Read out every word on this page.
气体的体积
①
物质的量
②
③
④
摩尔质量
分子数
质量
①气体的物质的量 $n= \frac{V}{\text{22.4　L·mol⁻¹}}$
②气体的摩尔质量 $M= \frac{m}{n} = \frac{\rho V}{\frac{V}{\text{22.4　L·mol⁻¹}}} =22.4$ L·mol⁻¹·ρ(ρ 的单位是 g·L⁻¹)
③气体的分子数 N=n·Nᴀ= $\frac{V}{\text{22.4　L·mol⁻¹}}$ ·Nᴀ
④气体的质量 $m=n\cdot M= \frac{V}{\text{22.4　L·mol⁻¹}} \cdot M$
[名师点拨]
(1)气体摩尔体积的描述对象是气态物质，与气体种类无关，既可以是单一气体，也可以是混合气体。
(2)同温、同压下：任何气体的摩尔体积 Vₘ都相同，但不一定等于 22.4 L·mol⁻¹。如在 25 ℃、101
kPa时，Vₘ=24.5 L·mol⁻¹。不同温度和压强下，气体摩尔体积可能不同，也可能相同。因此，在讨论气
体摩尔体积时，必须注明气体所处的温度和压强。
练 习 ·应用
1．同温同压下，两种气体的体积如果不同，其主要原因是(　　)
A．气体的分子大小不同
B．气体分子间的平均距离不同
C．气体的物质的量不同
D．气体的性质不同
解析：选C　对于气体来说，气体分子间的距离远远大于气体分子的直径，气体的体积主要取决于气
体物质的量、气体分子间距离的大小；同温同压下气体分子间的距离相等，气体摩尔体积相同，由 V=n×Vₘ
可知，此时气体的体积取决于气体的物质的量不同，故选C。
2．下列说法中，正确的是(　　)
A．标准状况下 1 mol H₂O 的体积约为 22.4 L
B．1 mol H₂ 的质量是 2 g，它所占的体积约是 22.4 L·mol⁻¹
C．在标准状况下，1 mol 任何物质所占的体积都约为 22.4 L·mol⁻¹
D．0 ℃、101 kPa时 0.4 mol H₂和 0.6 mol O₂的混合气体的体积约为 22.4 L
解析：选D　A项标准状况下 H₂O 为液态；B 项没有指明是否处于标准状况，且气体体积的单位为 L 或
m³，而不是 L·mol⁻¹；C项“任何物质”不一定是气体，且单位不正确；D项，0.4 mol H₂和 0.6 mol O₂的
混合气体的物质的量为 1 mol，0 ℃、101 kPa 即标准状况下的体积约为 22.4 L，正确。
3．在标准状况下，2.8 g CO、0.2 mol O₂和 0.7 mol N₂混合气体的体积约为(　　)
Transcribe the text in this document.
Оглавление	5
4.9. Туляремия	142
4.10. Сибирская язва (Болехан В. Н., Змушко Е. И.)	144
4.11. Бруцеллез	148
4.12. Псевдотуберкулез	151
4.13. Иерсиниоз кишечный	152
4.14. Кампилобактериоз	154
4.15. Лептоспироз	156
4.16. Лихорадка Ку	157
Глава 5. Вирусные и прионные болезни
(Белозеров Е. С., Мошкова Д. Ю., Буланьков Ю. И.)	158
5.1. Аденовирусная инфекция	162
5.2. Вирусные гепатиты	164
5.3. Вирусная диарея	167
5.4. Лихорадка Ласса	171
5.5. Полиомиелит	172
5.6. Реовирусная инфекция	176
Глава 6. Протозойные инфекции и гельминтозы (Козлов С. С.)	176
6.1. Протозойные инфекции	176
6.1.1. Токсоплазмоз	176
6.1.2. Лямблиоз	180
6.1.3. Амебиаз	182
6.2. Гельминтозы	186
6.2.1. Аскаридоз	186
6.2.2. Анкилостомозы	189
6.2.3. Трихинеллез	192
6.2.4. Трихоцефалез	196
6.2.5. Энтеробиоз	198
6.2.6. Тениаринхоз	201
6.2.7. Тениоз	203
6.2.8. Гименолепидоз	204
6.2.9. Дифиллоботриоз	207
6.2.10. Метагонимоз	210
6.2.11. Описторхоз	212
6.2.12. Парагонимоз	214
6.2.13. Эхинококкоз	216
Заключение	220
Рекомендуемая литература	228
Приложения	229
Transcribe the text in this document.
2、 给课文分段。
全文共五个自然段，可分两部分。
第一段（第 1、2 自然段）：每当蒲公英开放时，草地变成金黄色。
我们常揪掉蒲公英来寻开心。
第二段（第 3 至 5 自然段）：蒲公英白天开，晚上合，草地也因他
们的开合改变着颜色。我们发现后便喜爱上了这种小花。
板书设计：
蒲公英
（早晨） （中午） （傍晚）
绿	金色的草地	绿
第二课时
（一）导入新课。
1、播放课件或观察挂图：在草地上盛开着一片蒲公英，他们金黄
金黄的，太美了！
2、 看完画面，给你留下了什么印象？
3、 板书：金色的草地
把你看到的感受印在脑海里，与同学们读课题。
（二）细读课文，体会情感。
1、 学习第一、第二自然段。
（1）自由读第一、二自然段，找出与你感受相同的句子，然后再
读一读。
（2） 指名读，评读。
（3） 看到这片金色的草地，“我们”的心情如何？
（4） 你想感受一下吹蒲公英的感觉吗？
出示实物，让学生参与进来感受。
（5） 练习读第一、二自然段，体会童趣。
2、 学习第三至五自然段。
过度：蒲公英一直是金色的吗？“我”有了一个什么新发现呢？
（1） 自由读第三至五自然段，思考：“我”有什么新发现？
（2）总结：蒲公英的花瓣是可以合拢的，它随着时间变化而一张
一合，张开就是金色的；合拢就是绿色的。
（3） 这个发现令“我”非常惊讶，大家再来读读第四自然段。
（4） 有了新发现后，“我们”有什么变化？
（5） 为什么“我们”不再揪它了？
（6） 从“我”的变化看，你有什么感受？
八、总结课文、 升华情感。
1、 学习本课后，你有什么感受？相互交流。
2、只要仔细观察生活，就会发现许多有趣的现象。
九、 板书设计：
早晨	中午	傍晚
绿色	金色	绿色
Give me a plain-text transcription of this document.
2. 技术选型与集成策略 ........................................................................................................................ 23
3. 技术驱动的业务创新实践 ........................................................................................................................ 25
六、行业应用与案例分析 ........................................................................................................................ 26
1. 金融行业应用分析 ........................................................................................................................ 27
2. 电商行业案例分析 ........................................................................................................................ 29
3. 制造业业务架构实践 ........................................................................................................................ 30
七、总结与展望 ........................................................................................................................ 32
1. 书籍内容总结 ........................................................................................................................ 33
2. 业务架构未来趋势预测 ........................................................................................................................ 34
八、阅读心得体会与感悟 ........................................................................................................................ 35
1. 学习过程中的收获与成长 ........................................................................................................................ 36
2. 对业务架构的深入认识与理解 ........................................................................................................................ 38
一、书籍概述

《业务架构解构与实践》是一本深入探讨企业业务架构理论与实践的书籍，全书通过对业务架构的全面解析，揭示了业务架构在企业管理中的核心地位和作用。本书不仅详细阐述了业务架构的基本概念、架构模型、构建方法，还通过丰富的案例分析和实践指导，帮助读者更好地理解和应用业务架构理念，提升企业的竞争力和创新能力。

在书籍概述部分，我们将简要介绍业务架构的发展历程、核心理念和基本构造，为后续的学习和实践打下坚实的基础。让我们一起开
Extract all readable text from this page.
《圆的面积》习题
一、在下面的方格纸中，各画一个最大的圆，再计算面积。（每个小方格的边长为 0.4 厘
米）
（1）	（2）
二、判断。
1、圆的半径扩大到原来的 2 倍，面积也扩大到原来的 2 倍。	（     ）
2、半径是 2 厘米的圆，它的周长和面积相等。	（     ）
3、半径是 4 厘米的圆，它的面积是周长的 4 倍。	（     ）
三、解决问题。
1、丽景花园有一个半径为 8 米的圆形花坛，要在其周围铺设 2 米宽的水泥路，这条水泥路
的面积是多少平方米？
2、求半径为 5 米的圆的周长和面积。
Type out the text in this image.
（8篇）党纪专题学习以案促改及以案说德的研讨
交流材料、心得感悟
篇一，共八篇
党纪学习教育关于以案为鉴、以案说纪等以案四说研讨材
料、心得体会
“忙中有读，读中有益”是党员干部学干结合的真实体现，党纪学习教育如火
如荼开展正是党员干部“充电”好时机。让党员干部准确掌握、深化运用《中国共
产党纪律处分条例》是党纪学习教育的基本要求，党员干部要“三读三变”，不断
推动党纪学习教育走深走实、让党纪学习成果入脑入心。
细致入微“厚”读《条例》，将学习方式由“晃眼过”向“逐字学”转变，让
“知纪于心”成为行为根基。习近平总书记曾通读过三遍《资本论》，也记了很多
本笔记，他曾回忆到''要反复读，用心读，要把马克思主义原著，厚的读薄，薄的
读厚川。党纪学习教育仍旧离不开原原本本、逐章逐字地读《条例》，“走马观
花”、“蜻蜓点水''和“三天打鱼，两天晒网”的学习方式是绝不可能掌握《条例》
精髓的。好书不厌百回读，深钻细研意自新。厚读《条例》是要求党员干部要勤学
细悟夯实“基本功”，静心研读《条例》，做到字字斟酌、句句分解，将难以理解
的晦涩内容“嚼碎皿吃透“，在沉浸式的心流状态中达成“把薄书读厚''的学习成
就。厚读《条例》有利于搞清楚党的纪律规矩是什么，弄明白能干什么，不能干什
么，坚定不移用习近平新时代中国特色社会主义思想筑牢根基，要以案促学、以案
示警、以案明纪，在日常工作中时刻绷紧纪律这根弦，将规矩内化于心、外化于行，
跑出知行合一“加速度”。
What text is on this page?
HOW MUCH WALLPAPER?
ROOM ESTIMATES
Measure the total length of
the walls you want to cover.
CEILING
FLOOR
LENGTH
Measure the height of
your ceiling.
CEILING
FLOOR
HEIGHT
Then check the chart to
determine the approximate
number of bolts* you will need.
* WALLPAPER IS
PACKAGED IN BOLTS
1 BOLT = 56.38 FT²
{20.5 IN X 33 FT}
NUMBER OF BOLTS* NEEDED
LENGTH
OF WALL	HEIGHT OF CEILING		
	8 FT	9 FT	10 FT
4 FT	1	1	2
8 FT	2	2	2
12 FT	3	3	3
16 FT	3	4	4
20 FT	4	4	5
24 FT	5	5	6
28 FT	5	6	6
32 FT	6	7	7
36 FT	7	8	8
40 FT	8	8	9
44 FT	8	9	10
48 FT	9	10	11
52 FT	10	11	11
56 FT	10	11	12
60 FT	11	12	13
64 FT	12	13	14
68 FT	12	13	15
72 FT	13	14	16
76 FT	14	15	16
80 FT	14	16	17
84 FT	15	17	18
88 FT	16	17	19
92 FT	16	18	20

◆ Given exercise
In the records above, locate the line that contains "What text is on this page?". Repeat it and every line after it, exactly, and nothing else.

◆ Reply
What text is on this page?
HOW MUCH WALLPAPER?
ROOM ESTIMATES
Measure the total length of
the walls you want to cover.
CEILING
FLOOR
LENGTH
Measure the height of
your ceiling.
CEILING
FLOOR
HEIGHT
Then check the chart to
determine the approximate
number of bolts* you will need.
* WALLPAPER IS
PACKAGED IN BOLTS
1 BOLT = 56.38 FT²
{20.5 IN X 33 FT}
NUMBER OF BOLTS* NEEDED
LENGTH
OF WALL	HEIGHT OF CEILING		
	8 FT	9 FT	10 FT
4 FT	1	1	2
8 FT	2	2	2
12 FT	3	3	3
16 FT	3	4	4
20 FT	4	4	5
24 FT	5	5	6
28 FT	5	6	6
32 FT	6	7	7
36 FT	7	8	8
40 FT	8	8	9
44 FT	8	9	10
48 FT	9	10	11
52 FT	10	11	11
56 FT	10	11	12
60 FT	11	12	13
64 FT	12	13	14
68 FT	12	13	15
72 FT	13	14	16
76 FT	14	15	16
80 FT	14	16	17
84 FT	15	17	18
88 FT	16	17	19
92 FT	16	18	20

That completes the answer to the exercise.